DIRECTION
Every entry that follows should be reproduced exactly.

━━━━━ MATERIAL SUPPLIED ━━━━━

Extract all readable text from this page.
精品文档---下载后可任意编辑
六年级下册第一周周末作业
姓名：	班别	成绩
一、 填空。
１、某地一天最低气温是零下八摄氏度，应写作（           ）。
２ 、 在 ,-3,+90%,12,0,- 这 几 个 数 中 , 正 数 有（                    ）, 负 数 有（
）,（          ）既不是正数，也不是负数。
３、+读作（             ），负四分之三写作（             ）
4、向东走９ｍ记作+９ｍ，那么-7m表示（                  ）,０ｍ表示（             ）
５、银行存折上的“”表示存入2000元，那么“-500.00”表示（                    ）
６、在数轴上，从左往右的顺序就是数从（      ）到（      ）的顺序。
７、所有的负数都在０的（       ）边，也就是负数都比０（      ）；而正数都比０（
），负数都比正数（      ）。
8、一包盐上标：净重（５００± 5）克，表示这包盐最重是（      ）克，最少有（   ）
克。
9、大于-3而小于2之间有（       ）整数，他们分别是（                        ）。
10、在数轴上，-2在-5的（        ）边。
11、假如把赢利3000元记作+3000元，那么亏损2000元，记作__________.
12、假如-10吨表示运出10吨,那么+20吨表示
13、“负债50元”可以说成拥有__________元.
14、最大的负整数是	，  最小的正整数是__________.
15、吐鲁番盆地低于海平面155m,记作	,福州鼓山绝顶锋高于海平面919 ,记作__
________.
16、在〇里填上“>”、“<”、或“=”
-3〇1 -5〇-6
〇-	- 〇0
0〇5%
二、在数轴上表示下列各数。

━━━━━

ANSWER TO THIS EXERCISE
Extract all readable text from this page.
精品文档---下载后可任意编辑
六年级下册第一周周末作业
姓名：	班别	成绩
一、 填空。
１、某地一天最低气温是零下八摄氏度，应写作（           ）。
２ 、 在 ,-3,+90%,12,0,- 这 几 个 数 中 , 正 数 有（                    ）, 负 数 有（
）,（          ）既不是正数，也不是负数。
３、+读作（             ），负四分之三写作（             ）
4、向东走９ｍ记作+９ｍ，那么-7m表示（                  ）,０ｍ表示（             ）
５、银行存折上的“”表示存入2000元，那么“-500.00”表示（                    ）
６、在数轴上，从左往右的顺序就是数从（      ）到（      ）的顺序。
７、所有的负数都在０的（       ）边，也就是负数都比０（      ）；而正数都比０（
），负数都比正数（      ）。
8、一包盐上标：净重（５００± 5）克，表示这包盐最重是（      ）克，最少有（   ）
克。
9、大于-3而小于2之间有（       ）整数，他们分别是（                        ）。
10、在数轴上，-2在-5的（        ）边。
11、假如把赢利3000元记作+3000元，那么亏损2000元，记作__________.
12、假如-10吨表示运出10吨,那么+20吨表示
13、“负债50元”可以说成拥有__________元.
14、最大的负整数是	，  最小的正整数是__________.
15、吐鲁番盆地低于海平面155m,记作	,福州鼓山绝顶锋高于海平面919 ,记作__
________.
16、在〇里填上“>”、“<”、或“=”
-3〇1 -5〇-6
〇-	- 〇0
0〇5%
二、在数轴上表示下列各数。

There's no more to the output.